FRAGMENT =
Przede wszystkim pokazał, że naprawdę “święta nie są od muszenia” (zdanie zaczerpnięte z bloga Manufaktura Radości).
Muszę umyć okna,
Muszę upiec trzy Mazurki i pięć bab,
Muszę zrobić cztery sałatki i dwa kilo gołąbków, a może jeszcze bigos?
Muszę kupić barwniki do jajek,
Muszę wypastować podłogi,
Muszę to, muszę tamto…
Owszem możesz to wszystko jeśli tego chcesz, jeśli to daje Ci radość i przyjemność, ale nie dlatego, że musisz.
Kiedy człowiek nie ma sił, żeby wstać z łóżka okazuje się, że wiele rzeczy przestaje mieć znaczenie, nie wartość, ale znacznie! A kiedy nawet już z tego łóżka wstaje się bez żadnego bólu mięśni i głowy to nadal wiele rzeczy zwłaszcza, te które “musimy” okazują się nie być tymi najważniejszymi na świecie.

KRÓTKIE ZADANIE A = Proszę zapisać jako listę numerowaną wiersze wykazu od jego początku do wiersza z „sidebar-item-label: Розклад (101, 556, 181, 580)” włącznie, bez pustych wierszy.

POKAZANE DANE =
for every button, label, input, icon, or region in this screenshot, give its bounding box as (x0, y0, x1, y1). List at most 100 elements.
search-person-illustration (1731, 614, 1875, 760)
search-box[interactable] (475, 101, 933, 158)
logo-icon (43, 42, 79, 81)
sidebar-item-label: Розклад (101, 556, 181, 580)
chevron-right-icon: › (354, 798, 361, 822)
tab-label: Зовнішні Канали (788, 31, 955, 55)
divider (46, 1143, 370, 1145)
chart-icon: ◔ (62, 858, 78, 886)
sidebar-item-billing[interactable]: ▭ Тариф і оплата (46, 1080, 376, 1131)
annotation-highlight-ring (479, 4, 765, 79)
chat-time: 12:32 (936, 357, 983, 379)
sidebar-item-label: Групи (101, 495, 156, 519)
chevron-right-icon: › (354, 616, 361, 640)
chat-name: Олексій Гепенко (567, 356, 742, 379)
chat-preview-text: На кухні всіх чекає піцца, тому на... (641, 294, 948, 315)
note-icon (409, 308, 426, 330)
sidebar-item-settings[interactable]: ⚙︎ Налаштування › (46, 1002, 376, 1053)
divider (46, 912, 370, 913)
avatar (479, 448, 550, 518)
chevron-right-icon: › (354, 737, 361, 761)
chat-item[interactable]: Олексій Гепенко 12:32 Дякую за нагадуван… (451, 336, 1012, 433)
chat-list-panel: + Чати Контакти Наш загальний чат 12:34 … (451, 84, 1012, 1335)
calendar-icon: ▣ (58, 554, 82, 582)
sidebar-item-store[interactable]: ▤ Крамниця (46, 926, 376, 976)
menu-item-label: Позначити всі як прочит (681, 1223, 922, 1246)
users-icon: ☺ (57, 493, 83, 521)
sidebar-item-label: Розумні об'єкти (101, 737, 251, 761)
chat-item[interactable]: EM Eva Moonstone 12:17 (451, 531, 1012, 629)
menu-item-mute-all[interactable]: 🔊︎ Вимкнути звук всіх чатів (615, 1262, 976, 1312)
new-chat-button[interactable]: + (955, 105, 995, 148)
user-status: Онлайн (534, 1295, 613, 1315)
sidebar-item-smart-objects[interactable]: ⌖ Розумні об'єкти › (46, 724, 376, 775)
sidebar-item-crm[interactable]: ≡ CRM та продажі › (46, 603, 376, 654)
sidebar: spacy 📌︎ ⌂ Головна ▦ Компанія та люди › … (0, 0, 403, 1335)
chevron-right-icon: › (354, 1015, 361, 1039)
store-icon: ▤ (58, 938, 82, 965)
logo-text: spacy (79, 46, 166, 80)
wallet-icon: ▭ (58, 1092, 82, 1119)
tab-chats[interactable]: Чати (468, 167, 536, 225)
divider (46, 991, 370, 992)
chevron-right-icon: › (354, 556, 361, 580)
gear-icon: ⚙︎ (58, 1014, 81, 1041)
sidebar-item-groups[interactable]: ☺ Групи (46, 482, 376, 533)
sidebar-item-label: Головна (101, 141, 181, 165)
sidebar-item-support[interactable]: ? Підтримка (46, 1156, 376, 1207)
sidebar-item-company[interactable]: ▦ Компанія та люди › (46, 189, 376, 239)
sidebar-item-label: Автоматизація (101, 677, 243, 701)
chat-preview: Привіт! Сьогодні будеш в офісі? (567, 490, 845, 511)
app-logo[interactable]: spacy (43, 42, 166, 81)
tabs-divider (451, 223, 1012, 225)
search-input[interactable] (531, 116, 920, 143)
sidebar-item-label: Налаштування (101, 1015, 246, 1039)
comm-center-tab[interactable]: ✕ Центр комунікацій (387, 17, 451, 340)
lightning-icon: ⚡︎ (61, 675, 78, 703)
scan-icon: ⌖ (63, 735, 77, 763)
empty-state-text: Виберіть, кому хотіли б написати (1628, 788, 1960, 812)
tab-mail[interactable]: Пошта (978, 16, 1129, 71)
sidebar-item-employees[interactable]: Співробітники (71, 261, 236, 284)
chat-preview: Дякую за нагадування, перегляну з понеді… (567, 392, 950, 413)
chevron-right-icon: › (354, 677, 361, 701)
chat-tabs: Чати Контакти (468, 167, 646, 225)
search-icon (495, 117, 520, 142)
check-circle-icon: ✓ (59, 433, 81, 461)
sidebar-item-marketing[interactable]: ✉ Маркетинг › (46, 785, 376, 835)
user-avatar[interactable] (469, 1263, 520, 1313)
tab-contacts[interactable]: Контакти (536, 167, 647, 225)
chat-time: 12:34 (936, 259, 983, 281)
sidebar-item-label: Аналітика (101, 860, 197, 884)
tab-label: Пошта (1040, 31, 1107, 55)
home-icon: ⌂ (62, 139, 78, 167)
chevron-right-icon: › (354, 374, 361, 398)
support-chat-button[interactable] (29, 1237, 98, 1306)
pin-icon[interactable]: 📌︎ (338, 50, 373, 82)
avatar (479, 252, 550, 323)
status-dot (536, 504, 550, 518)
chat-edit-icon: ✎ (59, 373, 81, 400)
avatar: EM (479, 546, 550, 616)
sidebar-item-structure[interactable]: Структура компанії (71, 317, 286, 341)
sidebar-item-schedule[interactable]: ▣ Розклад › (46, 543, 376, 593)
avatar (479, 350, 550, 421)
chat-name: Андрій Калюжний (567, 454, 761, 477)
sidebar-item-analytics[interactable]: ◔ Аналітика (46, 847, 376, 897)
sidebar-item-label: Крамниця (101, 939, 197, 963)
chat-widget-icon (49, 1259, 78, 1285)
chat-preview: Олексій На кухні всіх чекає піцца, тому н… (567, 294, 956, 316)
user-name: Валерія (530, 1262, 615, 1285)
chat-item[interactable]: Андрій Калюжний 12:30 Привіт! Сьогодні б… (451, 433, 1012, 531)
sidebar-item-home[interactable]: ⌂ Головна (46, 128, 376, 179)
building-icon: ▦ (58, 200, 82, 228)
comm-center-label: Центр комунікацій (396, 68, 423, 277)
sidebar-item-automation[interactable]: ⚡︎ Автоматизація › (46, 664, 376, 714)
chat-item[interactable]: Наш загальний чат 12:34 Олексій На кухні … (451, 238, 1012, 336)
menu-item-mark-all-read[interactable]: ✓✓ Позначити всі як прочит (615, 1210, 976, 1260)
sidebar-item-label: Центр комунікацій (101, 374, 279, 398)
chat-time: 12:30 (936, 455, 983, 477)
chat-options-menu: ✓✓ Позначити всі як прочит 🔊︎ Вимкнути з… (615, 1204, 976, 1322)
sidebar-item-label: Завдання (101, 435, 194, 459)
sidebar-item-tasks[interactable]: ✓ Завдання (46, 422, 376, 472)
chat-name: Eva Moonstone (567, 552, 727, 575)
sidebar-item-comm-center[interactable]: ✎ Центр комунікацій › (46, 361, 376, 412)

KRÓTKIE ZADANIE B = Z jakiego bloga, według fragmentu, zaczerpnięto zdanie „święta nie są od muszenia”?

ODPOWIEDŹ PISEMNA A =
1. for every button, label, input, icon, or region in this screenshot, give its bounding box as (x0, y0, x1, y1). List at most 100 elements.
2. search-person-illustration (1731, 614, 1875, 760)
3. search-box[interactable] (475, 101, 933, 158)
4. logo-icon (43, 42, 79, 81)
5. sidebar-item-label: Розклад (101, 556, 181, 580)

ODPOWIEDŹ PISEMNA B = Z bloga Manufaktura Radości.